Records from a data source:

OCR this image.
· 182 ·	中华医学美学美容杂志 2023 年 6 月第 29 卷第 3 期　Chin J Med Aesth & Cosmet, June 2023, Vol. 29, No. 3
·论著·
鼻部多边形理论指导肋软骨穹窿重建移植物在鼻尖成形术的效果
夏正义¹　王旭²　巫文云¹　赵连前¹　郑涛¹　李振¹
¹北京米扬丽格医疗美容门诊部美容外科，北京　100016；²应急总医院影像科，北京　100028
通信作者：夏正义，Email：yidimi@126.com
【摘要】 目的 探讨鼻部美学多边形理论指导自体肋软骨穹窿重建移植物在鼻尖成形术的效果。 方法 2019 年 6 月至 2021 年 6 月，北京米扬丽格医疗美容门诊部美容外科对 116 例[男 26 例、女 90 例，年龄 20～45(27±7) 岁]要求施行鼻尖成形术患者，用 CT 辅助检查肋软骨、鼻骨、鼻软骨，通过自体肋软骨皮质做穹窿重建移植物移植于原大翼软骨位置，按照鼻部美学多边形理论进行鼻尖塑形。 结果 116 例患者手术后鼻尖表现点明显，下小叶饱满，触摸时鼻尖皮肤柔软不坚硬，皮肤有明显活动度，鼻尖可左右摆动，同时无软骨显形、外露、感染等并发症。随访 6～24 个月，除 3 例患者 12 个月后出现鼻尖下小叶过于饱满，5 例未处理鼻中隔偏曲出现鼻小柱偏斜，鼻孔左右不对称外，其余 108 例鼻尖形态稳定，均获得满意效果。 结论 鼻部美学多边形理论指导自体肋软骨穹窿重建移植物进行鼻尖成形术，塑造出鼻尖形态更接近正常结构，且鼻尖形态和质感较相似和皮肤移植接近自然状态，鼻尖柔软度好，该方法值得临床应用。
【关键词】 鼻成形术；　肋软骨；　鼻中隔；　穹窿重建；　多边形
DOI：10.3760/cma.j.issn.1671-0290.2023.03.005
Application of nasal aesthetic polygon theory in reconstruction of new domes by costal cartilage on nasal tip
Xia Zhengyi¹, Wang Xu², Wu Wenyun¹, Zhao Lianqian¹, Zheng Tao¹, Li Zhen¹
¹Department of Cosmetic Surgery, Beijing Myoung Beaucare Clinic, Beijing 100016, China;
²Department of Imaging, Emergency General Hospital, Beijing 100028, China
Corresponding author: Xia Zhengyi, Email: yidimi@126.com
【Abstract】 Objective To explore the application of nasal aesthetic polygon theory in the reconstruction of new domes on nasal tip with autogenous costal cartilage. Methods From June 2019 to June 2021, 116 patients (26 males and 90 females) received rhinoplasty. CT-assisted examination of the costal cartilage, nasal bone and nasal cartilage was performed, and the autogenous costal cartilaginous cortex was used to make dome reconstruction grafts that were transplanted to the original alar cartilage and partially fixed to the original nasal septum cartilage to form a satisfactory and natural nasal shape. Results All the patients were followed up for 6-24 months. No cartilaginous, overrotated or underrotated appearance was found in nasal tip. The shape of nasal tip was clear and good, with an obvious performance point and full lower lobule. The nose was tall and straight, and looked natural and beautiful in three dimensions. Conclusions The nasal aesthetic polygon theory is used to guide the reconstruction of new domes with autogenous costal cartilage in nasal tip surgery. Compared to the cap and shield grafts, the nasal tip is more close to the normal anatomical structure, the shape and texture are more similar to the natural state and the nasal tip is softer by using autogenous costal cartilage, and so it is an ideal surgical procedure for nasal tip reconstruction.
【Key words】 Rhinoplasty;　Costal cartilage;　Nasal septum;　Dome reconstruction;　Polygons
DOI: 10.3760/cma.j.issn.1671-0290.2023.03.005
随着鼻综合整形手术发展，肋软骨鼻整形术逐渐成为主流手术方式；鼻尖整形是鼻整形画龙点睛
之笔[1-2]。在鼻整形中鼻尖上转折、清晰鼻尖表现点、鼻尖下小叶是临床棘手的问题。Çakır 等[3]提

BRIEF
The full set of data above must come back exactly as written.

ANSWER FOR THIS EXERCISE
OCR this image.
· 182 ·	中华医学美学美容杂志 2023 年 6 月第 29 卷第 3 期　Chin J Med Aesth & Cosmet, June 2023, Vol. 29, No. 3
·论著·
鼻部多边形理论指导肋软骨穹窿重建移植物在鼻尖成形术的效果
夏正义¹　王旭²　巫文云¹　赵连前¹　郑涛¹　李振¹
¹北京米扬丽格医疗美容门诊部美容外科，北京　100016；²应急总医院影像科，北京　100028
通信作者：夏正义，Email：yidimi@126.com
【摘要】 目的 探讨鼻部美学多边形理论指导自体肋软骨穹窿重建移植物在鼻尖成形术的效果。 方法 2019 年 6 月至 2021 年 6 月，北京米扬丽格医疗美容门诊部美容外科对 116 例[男 26 例、女 90 例，年龄 20～45(27±7) 岁]要求施行鼻尖成形术患者，用 CT 辅助检查肋软骨、鼻骨、鼻软骨，通过自体肋软骨皮质做穹窿重建移植物移植于原大翼软骨位置，按照鼻部美学多边形理论进行鼻尖塑形。 结果 116 例患者手术后鼻尖表现点明显，下小叶饱满，触摸时鼻尖皮肤柔软不坚硬，皮肤有明显活动度，鼻尖可左右摆动，同时无软骨显形、外露、感染等并发症。随访 6～24 个月，除 3 例患者 12 个月后出现鼻尖下小叶过于饱满，5 例未处理鼻中隔偏曲出现鼻小柱偏斜，鼻孔左右不对称外，其余 108 例鼻尖形态稳定，均获得满意效果。 结论 鼻部美学多边形理论指导自体肋软骨穹窿重建移植物进行鼻尖成形术，塑造出鼻尖形态更接近正常结构，且鼻尖形态和质感较相似和皮肤移植接近自然状态，鼻尖柔软度好，该方法值得临床应用。
【关键词】 鼻成形术；　肋软骨；　鼻中隔；　穹窿重建；　多边形
DOI：10.3760/cma.j.issn.1671-0290.2023.03.005
Application of nasal aesthetic polygon theory in reconstruction of new domes by costal cartilage on nasal tip
Xia Zhengyi¹, Wang Xu², Wu Wenyun¹, Zhao Lianqian¹, Zheng Tao¹, Li Zhen¹
¹Department of Cosmetic Surgery, Beijing Myoung Beaucare Clinic, Beijing 100016, China;
²Department of Imaging, Emergency General Hospital, Beijing 100028, China
Corresponding author: Xia Zhengyi, Email: yidimi@126.com
【Abstract】 Objective To explore the application of nasal aesthetic polygon theory in the reconstruction of new domes on nasal tip with autogenous costal cartilage. Methods From June 2019 to June 2021, 116 patients (26 males and 90 females) received rhinoplasty. CT-assisted examination of the costal cartilage, nasal bone and nasal cartilage was performed, and the autogenous costal cartilaginous cortex was used to make dome reconstruction grafts that were transplanted to the original alar cartilage and partially fixed to the original nasal septum cartilage to form a satisfactory and natural nasal shape. Results All the patients were followed up for 6-24 months. No cartilaginous, overrotated or underrotated appearance was found in nasal tip. The shape of nasal tip was clear and good, with an obvious performance point and full lower lobule. The nose was tall and straight, and looked natural and beautiful in three dimensions. Conclusions The nasal aesthetic polygon theory is used to guide the reconstruction of new domes with autogenous costal cartilage in nasal tip surgery. Compared to the cap and shield grafts, the nasal tip is more close to the normal anatomical structure, the shape and texture are more similar to the natural state and the nasal tip is softer by using autogenous costal cartilage, and so it is an ideal surgical procedure for nasal tip reconstruction.
【Key words】 Rhinoplasty;　Costal cartilage;　Nasal septum;　Dome reconstruction;　Polygons
DOI: 10.3760/cma.j.issn.1671-0290.2023.03.005
随着鼻综合整形手术发展，肋软骨鼻整形术逐渐成为主流手术方式；鼻尖整形是鼻整形画龙点睛
之笔[1-2]。在鼻整形中鼻尖上转折、清晰鼻尖表现点、鼻尖下小叶是临床棘手的问题。Çakır 等[3]提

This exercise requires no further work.